— Begin —

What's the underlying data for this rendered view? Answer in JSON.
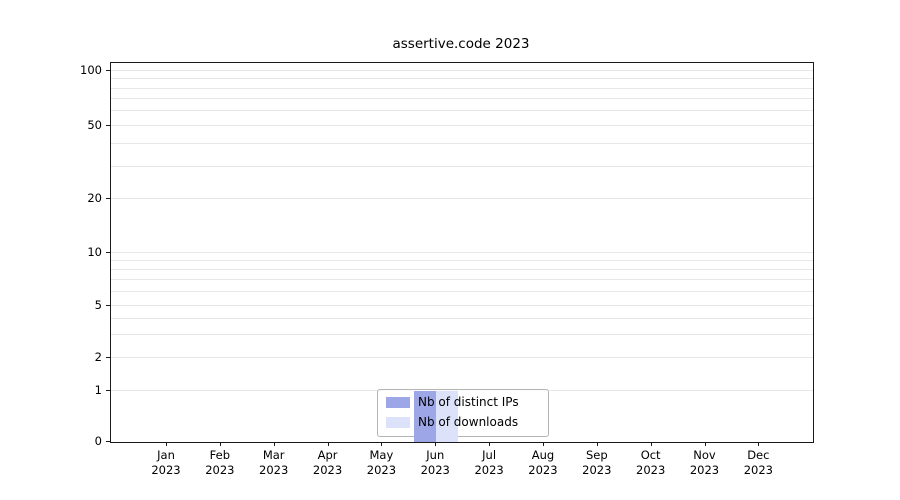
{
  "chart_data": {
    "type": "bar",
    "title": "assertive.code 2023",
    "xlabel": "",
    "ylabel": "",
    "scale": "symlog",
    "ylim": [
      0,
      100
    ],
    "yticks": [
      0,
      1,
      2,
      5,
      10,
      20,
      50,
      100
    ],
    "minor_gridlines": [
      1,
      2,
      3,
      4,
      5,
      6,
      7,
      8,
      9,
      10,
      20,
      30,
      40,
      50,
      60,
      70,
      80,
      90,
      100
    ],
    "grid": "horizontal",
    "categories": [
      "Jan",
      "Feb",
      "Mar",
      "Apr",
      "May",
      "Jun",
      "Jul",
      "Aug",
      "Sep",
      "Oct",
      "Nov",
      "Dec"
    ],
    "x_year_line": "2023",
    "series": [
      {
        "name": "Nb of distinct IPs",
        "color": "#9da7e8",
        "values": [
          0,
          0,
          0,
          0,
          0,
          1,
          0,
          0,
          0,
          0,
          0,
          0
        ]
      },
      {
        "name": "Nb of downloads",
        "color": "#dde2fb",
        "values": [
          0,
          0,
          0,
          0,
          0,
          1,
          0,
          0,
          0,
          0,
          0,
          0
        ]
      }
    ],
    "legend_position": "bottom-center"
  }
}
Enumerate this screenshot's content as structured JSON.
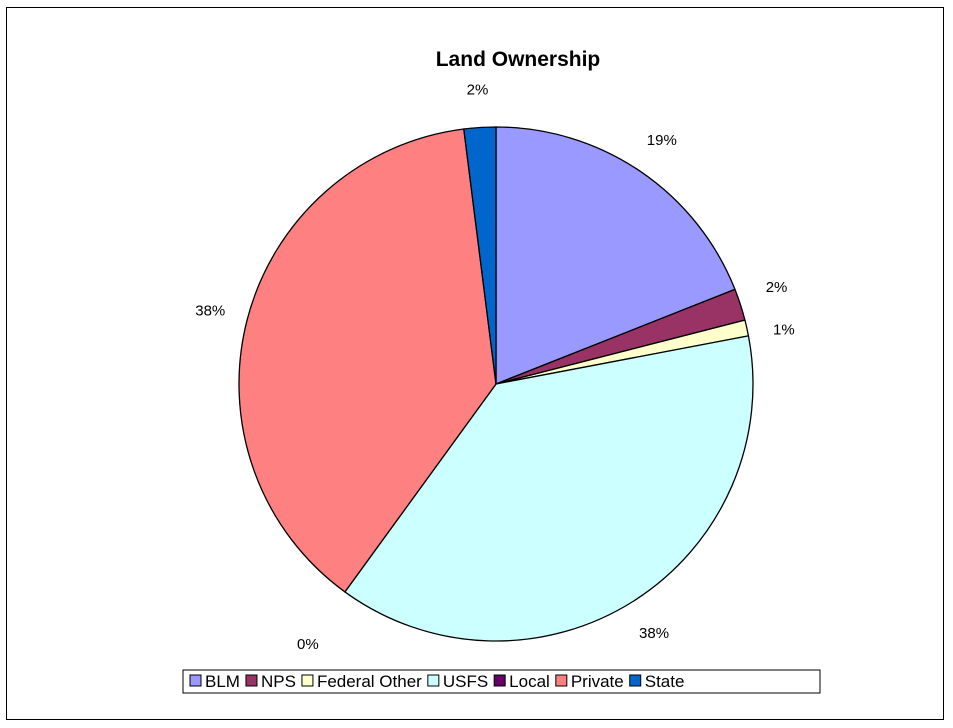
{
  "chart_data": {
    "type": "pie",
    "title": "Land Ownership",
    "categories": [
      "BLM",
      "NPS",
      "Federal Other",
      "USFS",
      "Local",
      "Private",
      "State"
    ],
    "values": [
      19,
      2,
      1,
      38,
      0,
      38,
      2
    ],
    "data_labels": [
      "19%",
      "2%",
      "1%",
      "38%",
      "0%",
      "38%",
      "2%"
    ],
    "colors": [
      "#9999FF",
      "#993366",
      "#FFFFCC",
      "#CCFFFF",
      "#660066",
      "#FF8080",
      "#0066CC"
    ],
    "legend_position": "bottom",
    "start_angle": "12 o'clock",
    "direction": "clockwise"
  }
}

— End —

* [To be done]: Show every line in the entries where the string "name" occurs.

* [Full answer]:
        "name": "Nb of distinct IPs",
        "name": "Nb of downloads",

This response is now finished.